Instructions to follow: Leave out the pictures and repeat everything else in the records exactly.

Rows from a figure dataset:
:::::
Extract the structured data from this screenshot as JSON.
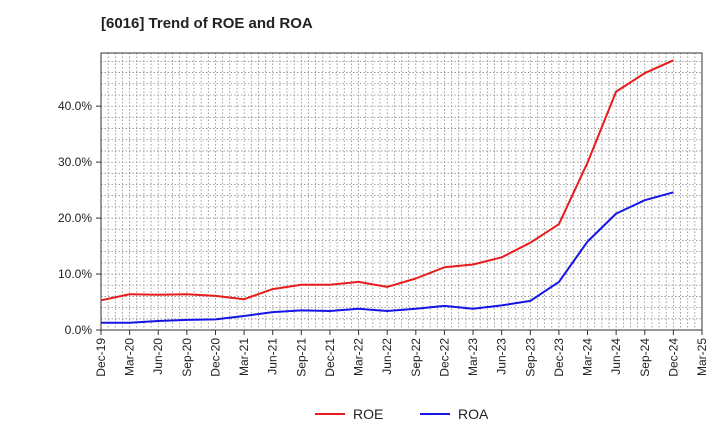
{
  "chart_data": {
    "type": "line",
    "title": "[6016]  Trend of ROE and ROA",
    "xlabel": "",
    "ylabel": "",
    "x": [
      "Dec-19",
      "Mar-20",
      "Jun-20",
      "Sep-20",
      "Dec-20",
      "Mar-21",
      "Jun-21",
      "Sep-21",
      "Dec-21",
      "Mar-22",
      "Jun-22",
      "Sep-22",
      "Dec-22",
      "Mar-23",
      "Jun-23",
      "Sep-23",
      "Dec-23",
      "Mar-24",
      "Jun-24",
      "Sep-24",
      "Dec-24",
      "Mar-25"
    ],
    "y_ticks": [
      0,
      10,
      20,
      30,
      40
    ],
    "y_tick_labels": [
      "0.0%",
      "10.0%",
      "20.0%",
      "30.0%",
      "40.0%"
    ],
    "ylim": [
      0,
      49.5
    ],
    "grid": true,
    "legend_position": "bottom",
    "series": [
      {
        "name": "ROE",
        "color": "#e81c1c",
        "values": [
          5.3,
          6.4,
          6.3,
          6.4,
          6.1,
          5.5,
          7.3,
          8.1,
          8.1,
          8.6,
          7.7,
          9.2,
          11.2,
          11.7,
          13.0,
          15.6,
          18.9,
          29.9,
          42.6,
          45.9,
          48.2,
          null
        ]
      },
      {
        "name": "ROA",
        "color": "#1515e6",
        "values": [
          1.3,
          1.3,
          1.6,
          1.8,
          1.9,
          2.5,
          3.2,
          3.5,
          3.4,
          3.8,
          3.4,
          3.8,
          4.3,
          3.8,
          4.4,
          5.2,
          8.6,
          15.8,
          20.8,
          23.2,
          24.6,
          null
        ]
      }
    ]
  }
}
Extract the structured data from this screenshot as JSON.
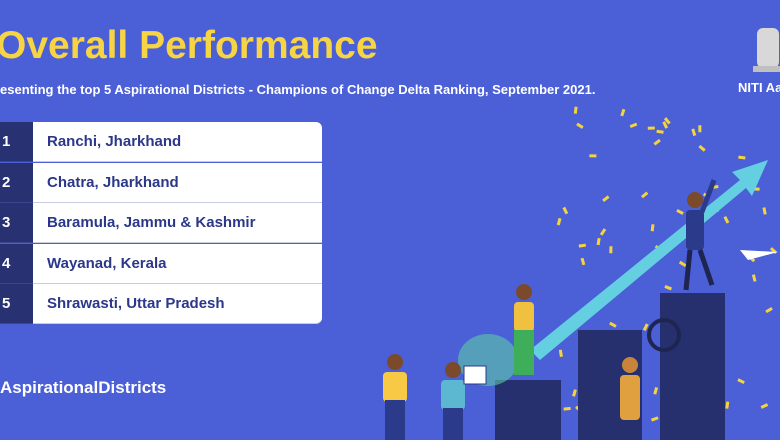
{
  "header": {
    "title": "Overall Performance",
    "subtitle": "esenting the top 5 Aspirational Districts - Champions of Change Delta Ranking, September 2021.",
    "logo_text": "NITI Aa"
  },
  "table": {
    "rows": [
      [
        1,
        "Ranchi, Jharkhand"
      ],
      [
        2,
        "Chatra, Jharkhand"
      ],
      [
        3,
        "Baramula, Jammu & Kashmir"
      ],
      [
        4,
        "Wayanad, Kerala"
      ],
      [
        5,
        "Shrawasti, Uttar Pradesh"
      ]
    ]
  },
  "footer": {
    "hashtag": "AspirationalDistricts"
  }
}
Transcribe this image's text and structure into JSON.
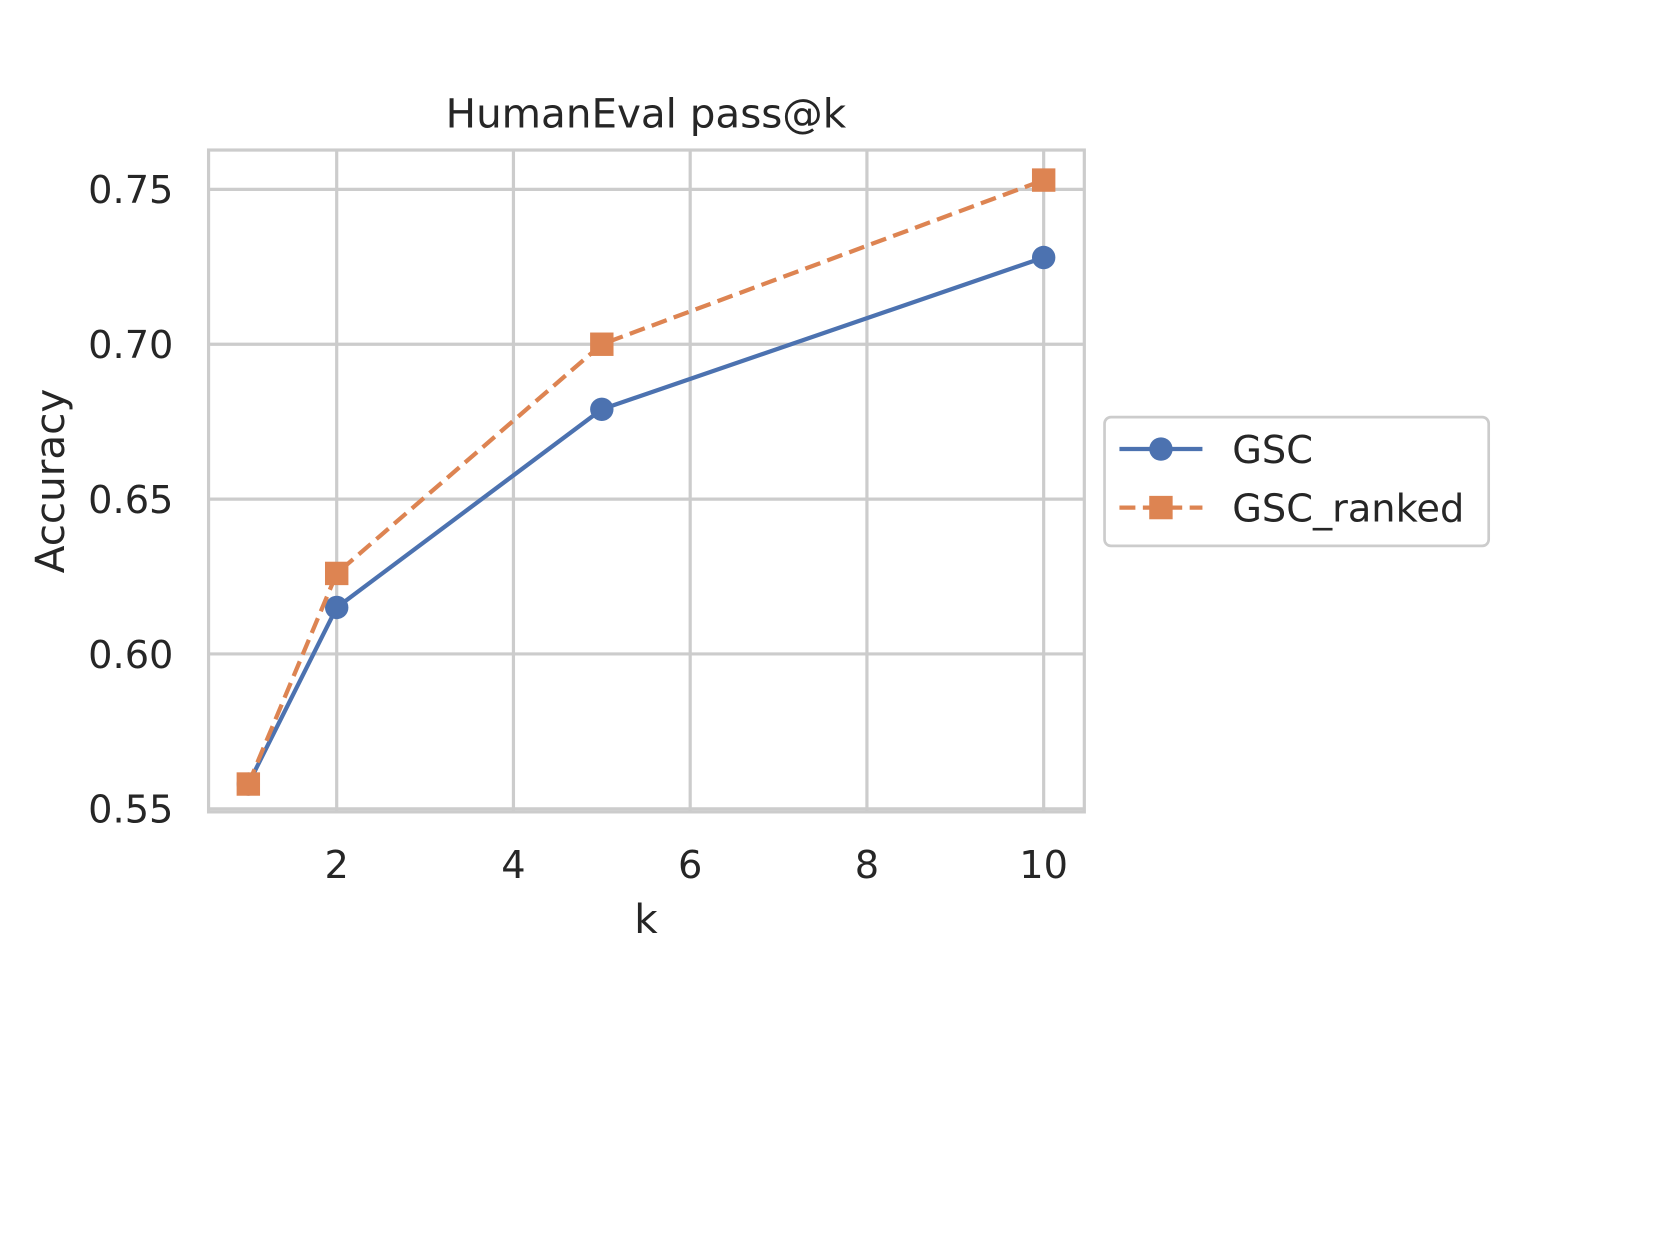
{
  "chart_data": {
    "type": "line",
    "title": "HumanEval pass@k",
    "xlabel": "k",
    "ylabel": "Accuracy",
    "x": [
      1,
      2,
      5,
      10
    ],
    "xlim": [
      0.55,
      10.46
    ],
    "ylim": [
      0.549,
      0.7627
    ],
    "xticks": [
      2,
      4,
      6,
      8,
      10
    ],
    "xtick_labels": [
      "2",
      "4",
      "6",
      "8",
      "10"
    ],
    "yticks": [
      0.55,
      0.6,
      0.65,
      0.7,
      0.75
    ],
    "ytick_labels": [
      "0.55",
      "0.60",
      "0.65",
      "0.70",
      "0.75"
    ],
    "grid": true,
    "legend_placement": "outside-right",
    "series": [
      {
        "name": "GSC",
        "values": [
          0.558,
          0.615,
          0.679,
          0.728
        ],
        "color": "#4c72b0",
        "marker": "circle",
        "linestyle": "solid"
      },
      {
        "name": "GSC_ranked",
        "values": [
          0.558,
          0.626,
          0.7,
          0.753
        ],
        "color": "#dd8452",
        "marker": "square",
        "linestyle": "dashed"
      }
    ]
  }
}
:::::
Solution:
Extract the structured data from this screenshot as JSON.
{
  "chart_data": {
    "type": "line",
    "title": "[6016]  Trend of ROE and ROA",
    "xlabel": "",
    "ylabel": "",
    "x": [
      "Dec-19",
      "Mar-20",
      "Jun-20",
      "Sep-20",
      "Dec-20",
      "Mar-21",
      "Jun-21",
      "Sep-21",
      "Dec-21",
      "Mar-22",
      "Jun-22",
      "Sep-22",
      "Dec-22",
      "Mar-23",
      "Jun-23",
      "Sep-23",
      "Dec-23",
      "Mar-24",
      "Jun-24",
      "Sep-24",
      "Dec-24",
      "Mar-25"
    ],
    "y_ticks": [
      0,
      10,
      20,
      30,
      40
    ],
    "y_tick_labels": [
      "0.0%",
      "10.0%",
      "20.0%",
      "30.0%",
      "40.0%"
    ],
    "ylim": [
      0,
      49.5
    ],
    "grid": true,
    "legend_position": "bottom",
    "series": [
      {
        "name": "ROE",
        "color": "#e81c1c",
        "values": [
          5.3,
          6.4,
          6.3,
          6.4,
          6.1,
          5.5,
          7.3,
          8.1,
          8.1,
          8.6,
          7.7,
          9.2,
          11.2,
          11.7,
          13.0,
          15.6,
          18.9,
          29.9,
          42.6,
          45.9,
          48.2,
          null
        ]
      },
      {
        "name": "ROA",
        "color": "#1515e6",
        "values": [
          1.3,
          1.3,
          1.6,
          1.8,
          1.9,
          2.5,
          3.2,
          3.5,
          3.4,
          3.8,
          3.4,
          3.8,
          4.3,
          3.8,
          4.4,
          5.2,
          8.6,
          15.8,
          20.8,
          23.2,
          24.6,
          null
        ]
      }
    ]
  }
}
Extract the structured data from this screenshot as JSON.
{
  "header": {
    "title": "Overall Performance",
    "subtitle": "esenting the top 5 Aspirational Districts - Champions of Change Delta Ranking, September 2021.",
    "logo_text": "NITI Aa"
  },
  "table": {
    "rows": [
      [
        1,
        "Ranchi, Jharkhand"
      ],
      [
        2,
        "Chatra, Jharkhand"
      ],
      [
        3,
        "Baramula, Jammu & Kashmir"
      ],
      [
        4,
        "Wayanad, Kerala"
      ],
      [
        5,
        "Shrawasti, Uttar Pradesh"
      ]
    ]
  },
  "footer": {
    "hashtag": "AspirationalDistricts"
  }
}
Transcribe this image's text and structure into JSON.
{
  "chart_data": {
    "type": "line",
    "title": "HumanEval pass@k",
    "xlabel": "k",
    "ylabel": "Accuracy",
    "x": [
      1,
      2,
      5,
      10
    ],
    "xlim": [
      0.55,
      10.46
    ],
    "ylim": [
      0.549,
      0.7627
    ],
    "xticks": [
      2,
      4,
      6,
      8,
      10
    ],
    "xtick_labels": [
      "2",
      "4",
      "6",
      "8",
      "10"
    ],
    "yticks": [
      0.55,
      0.6,
      0.65,
      0.7,
      0.75
    ],
    "ytick_labels": [
      "0.55",
      "0.60",
      "0.65",
      "0.70",
      "0.75"
    ],
    "grid": true,
    "legend_placement": "outside-right",
    "series": [
      {
        "name": "GSC",
        "values": [
          0.558,
          0.615,
          0.679,
          0.728
        ],
        "color": "#4c72b0",
        "marker": "circle",
        "linestyle": "solid"
      },
      {
        "name": "GSC_ranked",
        "values": [
          0.558,
          0.626,
          0.7,
          0.753
        ],
        "color": "#dd8452",
        "marker": "square",
        "linestyle": "dashed"
      }
    ]
  }
}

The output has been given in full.